:: Available records ::

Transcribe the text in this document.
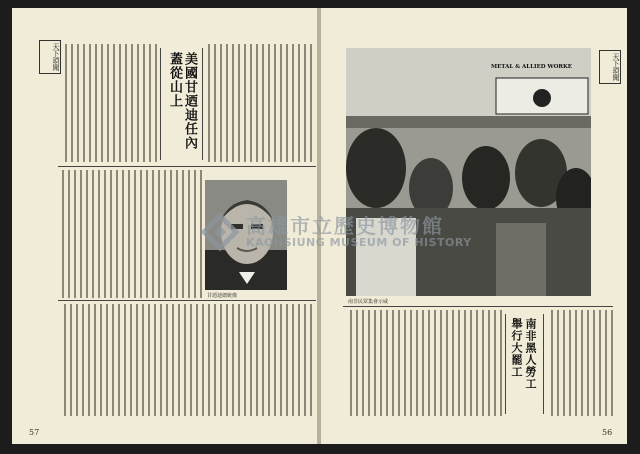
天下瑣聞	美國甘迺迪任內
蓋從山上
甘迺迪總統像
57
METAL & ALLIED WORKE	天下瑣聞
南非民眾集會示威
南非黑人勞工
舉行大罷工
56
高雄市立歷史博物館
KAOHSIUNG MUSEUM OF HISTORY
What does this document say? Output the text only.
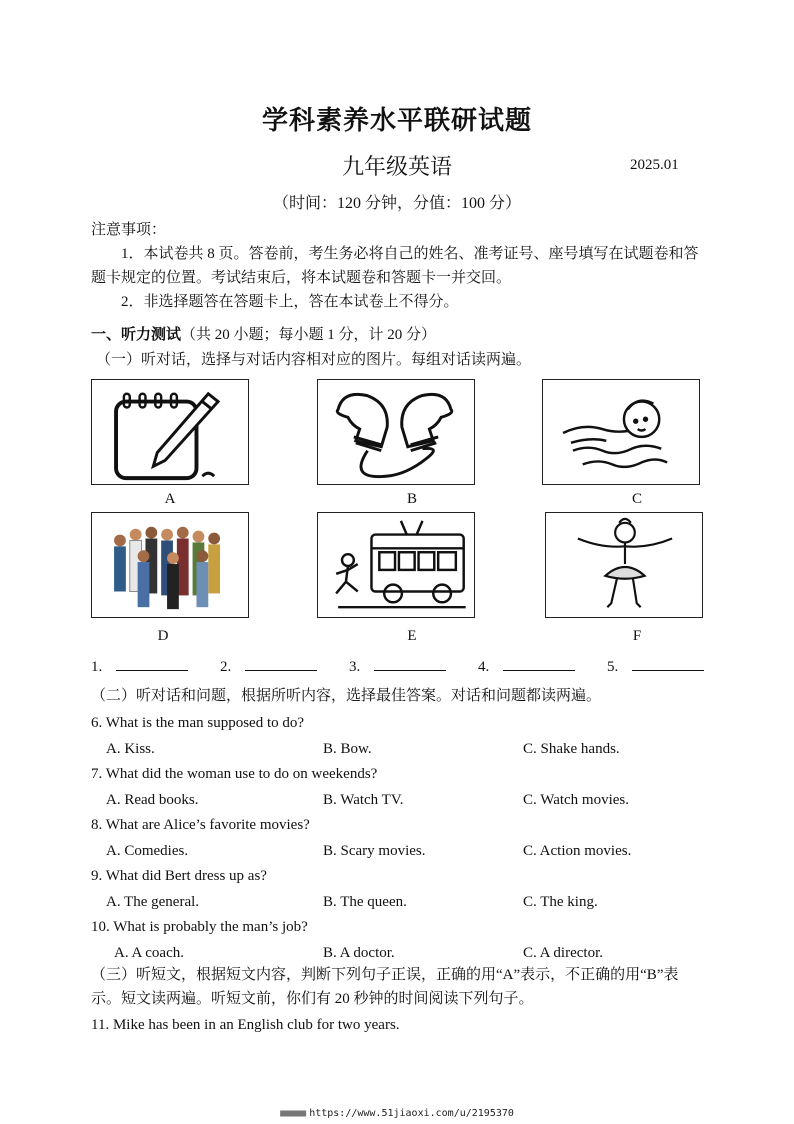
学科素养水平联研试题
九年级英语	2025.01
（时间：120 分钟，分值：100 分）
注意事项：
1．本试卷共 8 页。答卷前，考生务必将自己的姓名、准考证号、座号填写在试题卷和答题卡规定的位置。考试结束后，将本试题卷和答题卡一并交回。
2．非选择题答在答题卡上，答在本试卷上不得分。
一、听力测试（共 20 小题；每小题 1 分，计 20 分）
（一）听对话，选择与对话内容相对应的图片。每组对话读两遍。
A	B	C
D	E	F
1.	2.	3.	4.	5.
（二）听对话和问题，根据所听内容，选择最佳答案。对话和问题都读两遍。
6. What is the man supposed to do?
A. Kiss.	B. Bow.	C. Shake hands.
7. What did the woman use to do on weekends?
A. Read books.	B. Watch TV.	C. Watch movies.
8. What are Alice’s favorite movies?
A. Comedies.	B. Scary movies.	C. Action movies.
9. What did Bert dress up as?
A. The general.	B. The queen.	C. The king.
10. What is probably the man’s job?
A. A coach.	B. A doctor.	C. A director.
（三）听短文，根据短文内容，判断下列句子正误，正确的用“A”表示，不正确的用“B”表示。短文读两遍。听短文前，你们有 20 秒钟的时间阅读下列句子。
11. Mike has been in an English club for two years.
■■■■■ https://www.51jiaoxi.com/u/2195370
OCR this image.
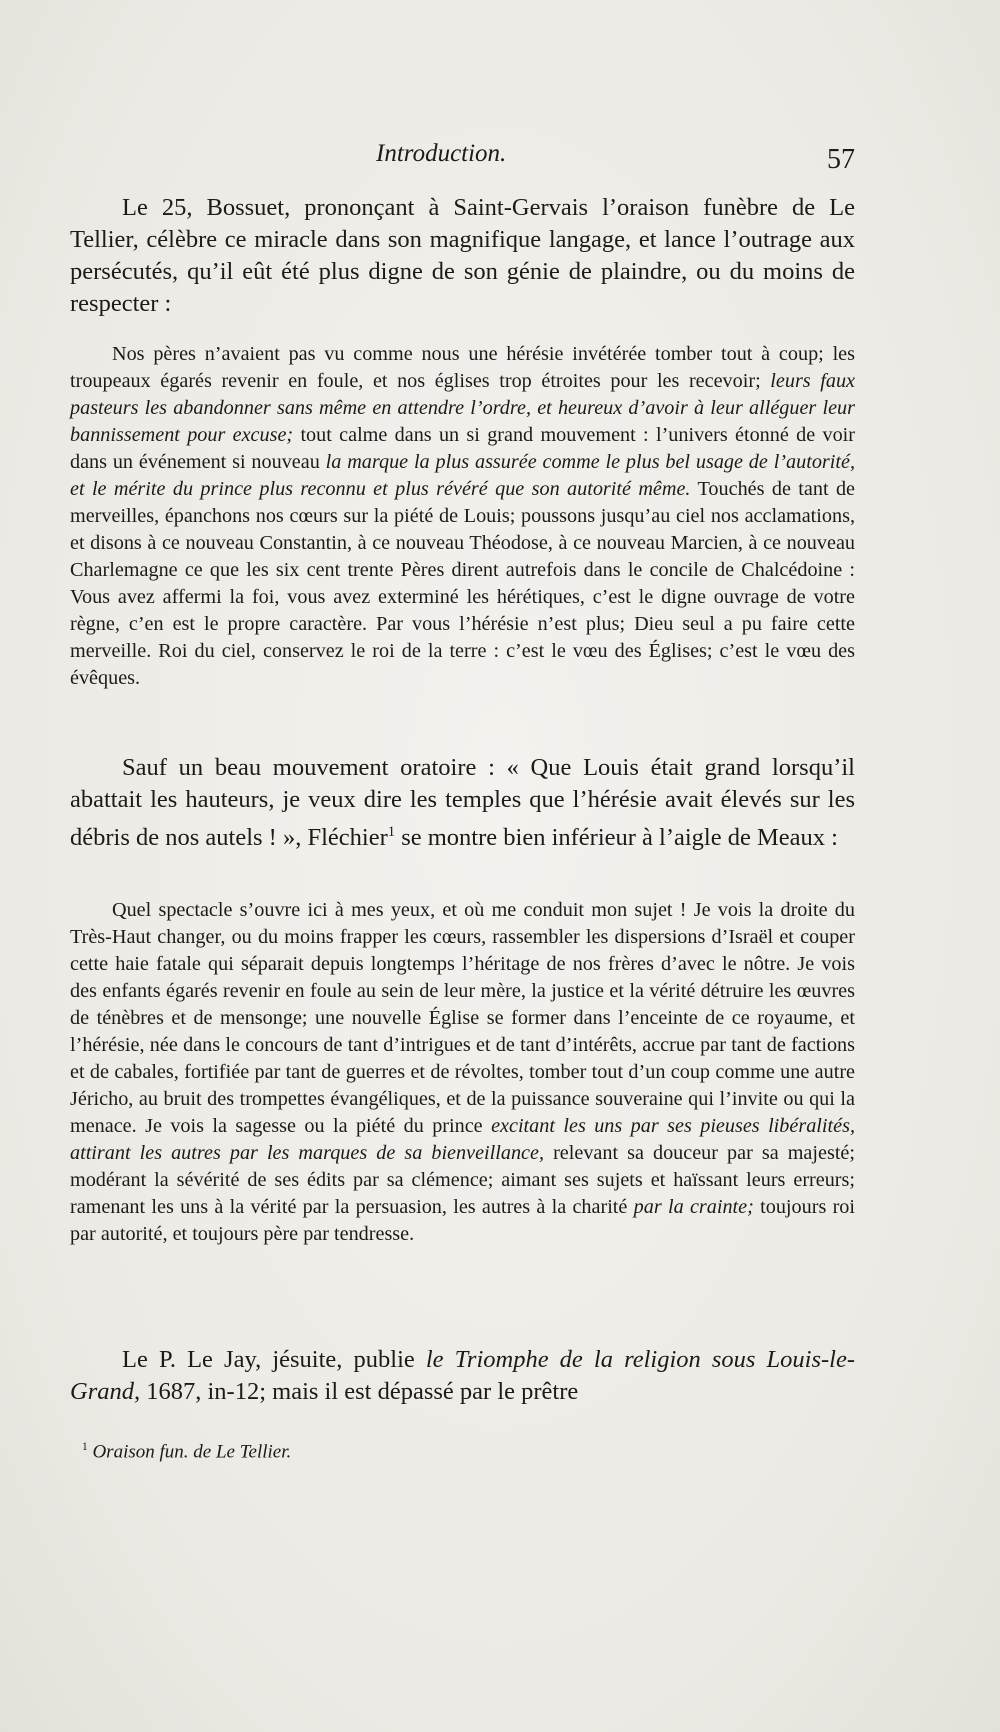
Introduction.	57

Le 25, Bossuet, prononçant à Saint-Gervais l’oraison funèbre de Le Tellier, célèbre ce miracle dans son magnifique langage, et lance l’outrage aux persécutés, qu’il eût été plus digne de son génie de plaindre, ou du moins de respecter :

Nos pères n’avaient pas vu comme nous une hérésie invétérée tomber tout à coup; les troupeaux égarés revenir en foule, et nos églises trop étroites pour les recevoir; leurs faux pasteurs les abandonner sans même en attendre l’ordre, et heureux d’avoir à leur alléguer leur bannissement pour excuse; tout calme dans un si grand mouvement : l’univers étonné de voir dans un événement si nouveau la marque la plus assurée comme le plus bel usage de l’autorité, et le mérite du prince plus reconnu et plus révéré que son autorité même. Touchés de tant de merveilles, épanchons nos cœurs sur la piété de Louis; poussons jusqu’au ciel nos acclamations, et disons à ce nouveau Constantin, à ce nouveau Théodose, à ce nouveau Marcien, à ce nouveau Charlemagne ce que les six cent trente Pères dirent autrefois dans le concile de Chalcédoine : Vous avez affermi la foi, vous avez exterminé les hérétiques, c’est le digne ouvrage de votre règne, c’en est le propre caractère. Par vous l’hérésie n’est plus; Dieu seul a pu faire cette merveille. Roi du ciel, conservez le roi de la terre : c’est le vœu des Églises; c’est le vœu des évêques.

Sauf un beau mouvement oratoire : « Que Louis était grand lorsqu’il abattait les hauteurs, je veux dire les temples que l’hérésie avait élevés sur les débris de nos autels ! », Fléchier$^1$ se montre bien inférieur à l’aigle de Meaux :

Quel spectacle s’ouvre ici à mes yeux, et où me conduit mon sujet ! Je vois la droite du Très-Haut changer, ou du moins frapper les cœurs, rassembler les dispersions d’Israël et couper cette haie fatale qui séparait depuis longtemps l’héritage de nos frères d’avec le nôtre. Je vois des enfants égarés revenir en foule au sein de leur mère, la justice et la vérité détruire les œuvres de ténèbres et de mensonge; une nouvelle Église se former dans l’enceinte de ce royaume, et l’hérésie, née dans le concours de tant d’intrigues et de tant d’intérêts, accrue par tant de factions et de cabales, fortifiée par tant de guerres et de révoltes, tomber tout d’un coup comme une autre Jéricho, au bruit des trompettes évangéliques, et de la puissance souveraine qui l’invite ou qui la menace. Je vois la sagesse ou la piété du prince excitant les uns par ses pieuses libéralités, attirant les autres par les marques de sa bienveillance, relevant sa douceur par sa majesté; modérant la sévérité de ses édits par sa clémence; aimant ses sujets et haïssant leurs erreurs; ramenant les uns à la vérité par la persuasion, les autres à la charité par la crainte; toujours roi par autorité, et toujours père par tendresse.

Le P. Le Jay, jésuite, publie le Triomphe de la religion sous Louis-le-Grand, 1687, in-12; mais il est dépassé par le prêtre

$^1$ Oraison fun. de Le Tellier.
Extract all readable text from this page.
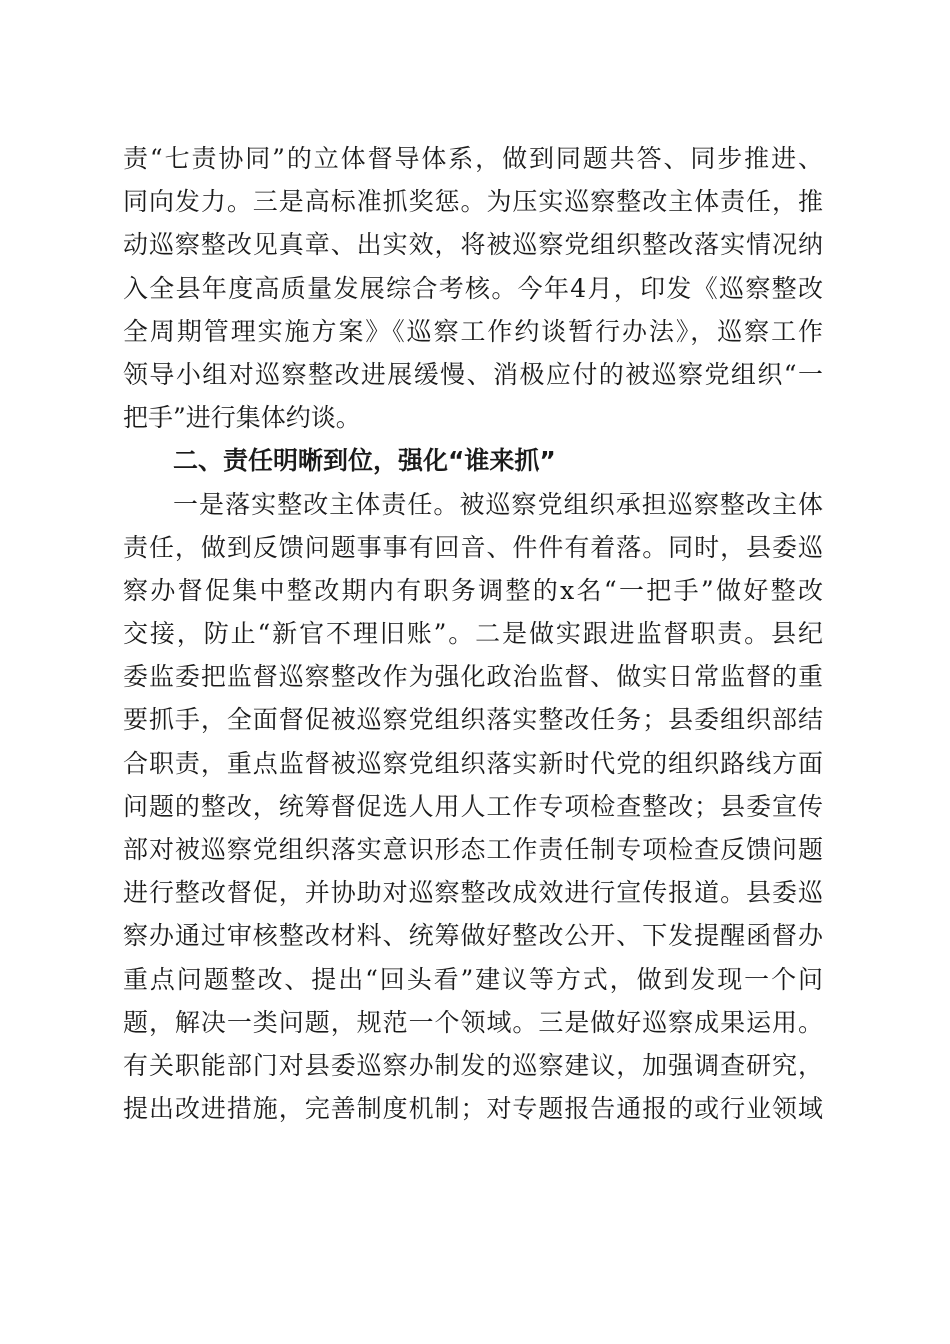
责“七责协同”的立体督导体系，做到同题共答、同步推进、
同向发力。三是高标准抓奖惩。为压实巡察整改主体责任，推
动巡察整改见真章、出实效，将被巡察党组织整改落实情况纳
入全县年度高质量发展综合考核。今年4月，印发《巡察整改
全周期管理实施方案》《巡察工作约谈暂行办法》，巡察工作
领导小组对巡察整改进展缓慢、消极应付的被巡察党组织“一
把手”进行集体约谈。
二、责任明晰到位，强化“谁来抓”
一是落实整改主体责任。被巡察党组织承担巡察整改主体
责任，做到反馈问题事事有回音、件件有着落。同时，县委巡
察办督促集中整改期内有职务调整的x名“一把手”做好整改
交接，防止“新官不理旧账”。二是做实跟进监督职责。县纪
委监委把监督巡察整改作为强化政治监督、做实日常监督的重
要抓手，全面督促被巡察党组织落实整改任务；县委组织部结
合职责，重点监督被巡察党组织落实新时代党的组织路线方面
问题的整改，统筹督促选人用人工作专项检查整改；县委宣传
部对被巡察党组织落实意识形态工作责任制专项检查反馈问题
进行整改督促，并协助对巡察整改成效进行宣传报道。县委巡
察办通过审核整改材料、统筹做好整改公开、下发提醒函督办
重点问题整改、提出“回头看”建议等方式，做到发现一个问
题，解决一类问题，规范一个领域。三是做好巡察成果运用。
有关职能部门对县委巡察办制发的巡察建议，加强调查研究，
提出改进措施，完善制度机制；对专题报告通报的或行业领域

:::

**Task prompt**
Without the pictures, restate each entry exactly.

**Solution to the problem**
Transcribe the text in this document.
天下瑣聞	美國甘迺迪任內
蓋從山上
甘迺迪總統像
57
METAL & ALLIED WORKE	天下瑣聞
南非民眾集會示威
南非黑人勞工
舉行大罷工
56
高雄市立歷史博物館
KAOHSIUNG MUSEUM OF HISTORY
What does this document say? Output the text only.
学科素养水平联研试题
九年级英语	2025.01
（时间：120 分钟，分值：100 分）
注意事项：
1．本试卷共 8 页。答卷前，考生务必将自己的姓名、准考证号、座号填写在试题卷和答题卡规定的位置。考试结束后，将本试题卷和答题卡一并交回。
2．非选择题答在答题卡上，答在本试卷上不得分。
一、听力测试（共 20 小题；每小题 1 分，计 20 分）
（一）听对话，选择与对话内容相对应的图片。每组对话读两遍。
A	B	C
D	E	F
1.	2.	3.	4.	5.
（二）听对话和问题，根据所听内容，选择最佳答案。对话和问题都读两遍。
6. What is the man supposed to do?
A. Kiss.	B. Bow.	C. Shake hands.
7. What did the woman use to do on weekends?
A. Read books.	B. Watch TV.	C. Watch movies.
8. What are Alice’s favorite movies?
A. Comedies.	B. Scary movies.	C. Action movies.
9. What did Bert dress up as?
A. The general.	B. The queen.	C. The king.
10. What is probably the man’s job?
A. A coach.	B. A doctor.	C. A director.
（三）听短文，根据短文内容，判断下列句子正误，正确的用“A”表示，不正确的用“B”表示。短文读两遍。听短文前，你们有 20 秒钟的时间阅读下列句子。
11. Mike has been in an English club for two years.
■■■■■ https://www.51jiaoxi.com/u/2195370
OCR this image.
Introduction.	57

Le 25, Bossuet, prononçant à Saint-Gervais l’oraison funèbre de Le Tellier, célèbre ce miracle dans son magnifique langage, et lance l’outrage aux persécutés, qu’il eût été plus digne de son génie de plaindre, ou du moins de respecter :

Nos pères n’avaient pas vu comme nous une hérésie invétérée tomber tout à coup; les troupeaux égarés revenir en foule, et nos églises trop étroites pour les recevoir; leurs faux pasteurs les abandonner sans même en attendre l’ordre, et heureux d’avoir à leur alléguer leur bannissement pour excuse; tout calme dans un si grand mouvement : l’univers étonné de voir dans un événement si nouveau la marque la plus assurée comme le plus bel usage de l’autorité, et le mérite du prince plus reconnu et plus révéré que son autorité même. Touchés de tant de merveilles, épanchons nos cœurs sur la piété de Louis; poussons jusqu’au ciel nos acclamations, et disons à ce nouveau Constantin, à ce nouveau Théodose, à ce nouveau Marcien, à ce nouveau Charlemagne ce que les six cent trente Pères dirent autrefois dans le concile de Chalcédoine : Vous avez affermi la foi, vous avez exterminé les hérétiques, c’est le digne ouvrage de votre règne, c’en est le propre caractère. Par vous l’hérésie n’est plus; Dieu seul a pu faire cette merveille. Roi du ciel, conservez le roi de la terre : c’est le vœu des Églises; c’est le vœu des évêques.

Sauf un beau mouvement oratoire : « Que Louis était grand lorsqu’il abattait les hauteurs, je veux dire les temples que l’hérésie avait élevés sur les débris de nos autels ! », Fléchier$^1$ se montre bien inférieur à l’aigle de Meaux :

Quel spectacle s’ouvre ici à mes yeux, et où me conduit mon sujet ! Je vois la droite du Très-Haut changer, ou du moins frapper les cœurs, rassembler les dispersions d’Israël et couper cette haie fatale qui séparait depuis longtemps l’héritage de nos frères d’avec le nôtre. Je vois des enfants égarés revenir en foule au sein de leur mère, la justice et la vérité détruire les œuvres de ténèbres et de mensonge; une nouvelle Église se former dans l’enceinte de ce royaume, et l’hérésie, née dans le concours de tant d’intrigues et de tant d’intérêts, accrue par tant de factions et de cabales, fortifiée par tant de guerres et de révoltes, tomber tout d’un coup comme une autre Jéricho, au bruit des trompettes évangéliques, et de la puissance souveraine qui l’invite ou qui la menace. Je vois la sagesse ou la piété du prince excitant les uns par ses pieuses libéralités, attirant les autres par les marques de sa bienveillance, relevant sa douceur par sa majesté; modérant la sévérité de ses édits par sa clémence; aimant ses sujets et haïssant leurs erreurs; ramenant les uns à la vérité par la persuasion, les autres à la charité par la crainte; toujours roi par autorité, et toujours père par tendresse.

Le P. Le Jay, jésuite, publie le Triomphe de la religion sous Louis-le-Grand, 1687, in-12; mais il est dépassé par le prêtre

$^1$ Oraison fun. de Le Tellier.
Extract all readable text from this page.
责“七责协同”的立体督导体系，做到同题共答、同步推进、
同向发力。三是高标准抓奖惩。为压实巡察整改主体责任，推
动巡察整改见真章、出实效，将被巡察党组织整改落实情况纳
入全县年度高质量发展综合考核。今年4月，印发《巡察整改
全周期管理实施方案》《巡察工作约谈暂行办法》，巡察工作
领导小组对巡察整改进展缓慢、消极应付的被巡察党组织“一
把手”进行集体约谈。
二、责任明晰到位，强化“谁来抓”
一是落实整改主体责任。被巡察党组织承担巡察整改主体
责任，做到反馈问题事事有回音、件件有着落。同时，县委巡
察办督促集中整改期内有职务调整的x名“一把手”做好整改
交接，防止“新官不理旧账”。二是做实跟进监督职责。县纪
委监委把监督巡察整改作为强化政治监督、做实日常监督的重
要抓手，全面督促被巡察党组织落实整改任务；县委组织部结
合职责，重点监督被巡察党组织落实新时代党的组织路线方面
问题的整改，统筹督促选人用人工作专项检查整改；县委宣传
部对被巡察党组织落实意识形态工作责任制专项检查反馈问题
进行整改督促，并协助对巡察整改成效进行宣传报道。县委巡
察办通过审核整改材料、统筹做好整改公开、下发提醒函督办
重点问题整改、提出“回头看”建议等方式，做到发现一个问
题，解决一类问题，规范一个领域。三是做好巡察成果运用。
有关职能部门对县委巡察办制发的巡察建议，加强调查研究，
提出改进措施，完善制度机制；对专题报告通报的或行业领域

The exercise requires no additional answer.